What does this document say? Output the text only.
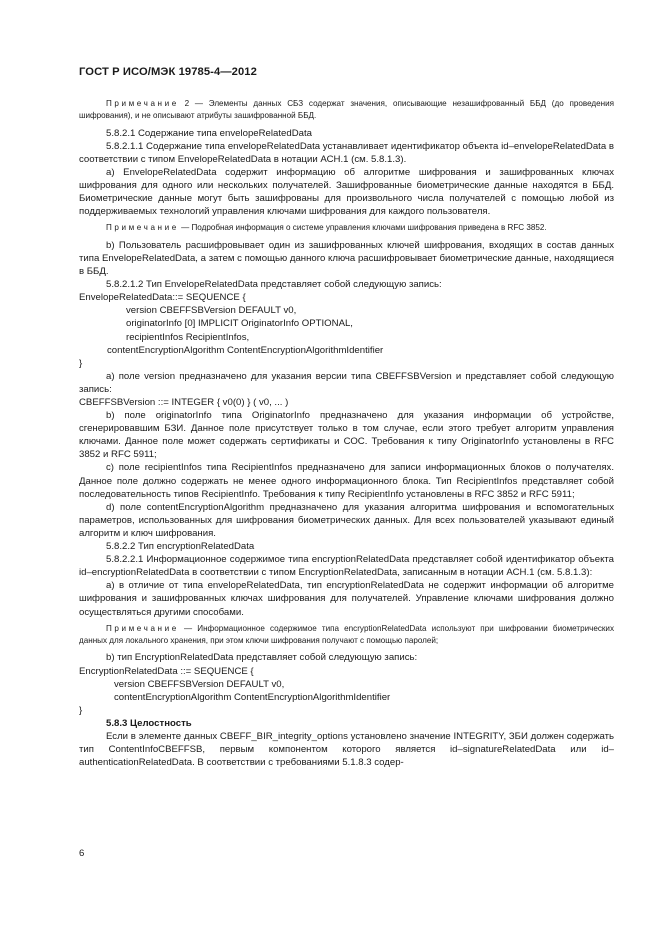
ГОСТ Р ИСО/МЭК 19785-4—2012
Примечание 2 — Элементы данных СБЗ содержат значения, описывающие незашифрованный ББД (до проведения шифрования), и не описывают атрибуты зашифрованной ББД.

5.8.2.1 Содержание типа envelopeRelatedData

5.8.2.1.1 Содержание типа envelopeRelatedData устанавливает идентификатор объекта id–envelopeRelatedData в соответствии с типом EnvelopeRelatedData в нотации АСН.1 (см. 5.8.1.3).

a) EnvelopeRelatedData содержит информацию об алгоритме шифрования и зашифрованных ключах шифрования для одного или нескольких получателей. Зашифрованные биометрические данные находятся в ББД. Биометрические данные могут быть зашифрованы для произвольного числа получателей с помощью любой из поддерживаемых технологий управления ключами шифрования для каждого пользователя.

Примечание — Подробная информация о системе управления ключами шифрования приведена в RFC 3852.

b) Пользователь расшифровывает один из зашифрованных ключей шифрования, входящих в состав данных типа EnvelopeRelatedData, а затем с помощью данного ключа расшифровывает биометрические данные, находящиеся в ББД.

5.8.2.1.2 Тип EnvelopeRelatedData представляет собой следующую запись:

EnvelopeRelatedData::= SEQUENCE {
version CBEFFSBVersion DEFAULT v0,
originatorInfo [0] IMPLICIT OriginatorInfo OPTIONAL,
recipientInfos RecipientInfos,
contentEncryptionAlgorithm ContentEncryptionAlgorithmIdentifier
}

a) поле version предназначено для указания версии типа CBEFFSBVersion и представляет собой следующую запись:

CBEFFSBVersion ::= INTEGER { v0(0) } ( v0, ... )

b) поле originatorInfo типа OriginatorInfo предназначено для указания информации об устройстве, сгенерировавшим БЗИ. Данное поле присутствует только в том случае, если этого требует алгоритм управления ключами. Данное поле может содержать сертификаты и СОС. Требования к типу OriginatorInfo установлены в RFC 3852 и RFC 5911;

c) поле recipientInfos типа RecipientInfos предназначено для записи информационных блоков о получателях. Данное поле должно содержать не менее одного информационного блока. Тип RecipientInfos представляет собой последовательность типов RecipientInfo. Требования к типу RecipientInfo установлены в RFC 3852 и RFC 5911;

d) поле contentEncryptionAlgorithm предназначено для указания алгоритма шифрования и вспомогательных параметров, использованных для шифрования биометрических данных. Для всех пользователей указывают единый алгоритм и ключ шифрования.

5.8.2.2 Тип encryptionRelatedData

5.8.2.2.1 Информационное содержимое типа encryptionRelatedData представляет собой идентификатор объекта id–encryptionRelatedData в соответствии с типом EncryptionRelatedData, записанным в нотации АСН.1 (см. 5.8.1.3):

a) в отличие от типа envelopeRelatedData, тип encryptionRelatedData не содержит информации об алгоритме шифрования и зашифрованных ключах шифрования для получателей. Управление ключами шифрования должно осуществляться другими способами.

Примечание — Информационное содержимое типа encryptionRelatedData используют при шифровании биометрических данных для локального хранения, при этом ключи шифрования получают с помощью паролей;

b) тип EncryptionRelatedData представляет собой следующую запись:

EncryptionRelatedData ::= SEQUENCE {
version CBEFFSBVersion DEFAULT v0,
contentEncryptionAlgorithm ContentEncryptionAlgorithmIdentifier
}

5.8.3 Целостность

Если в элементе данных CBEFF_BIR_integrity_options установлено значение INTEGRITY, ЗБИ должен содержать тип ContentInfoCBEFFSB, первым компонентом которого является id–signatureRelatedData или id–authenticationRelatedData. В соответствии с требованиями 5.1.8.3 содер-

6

# Short problem:
Filter the records above and return every line that holds the word "SEQUENCE".

# Task response:
EnvelopeRelatedData::= SEQUENCE {
EncryptionRelatedData ::= SEQUENCE {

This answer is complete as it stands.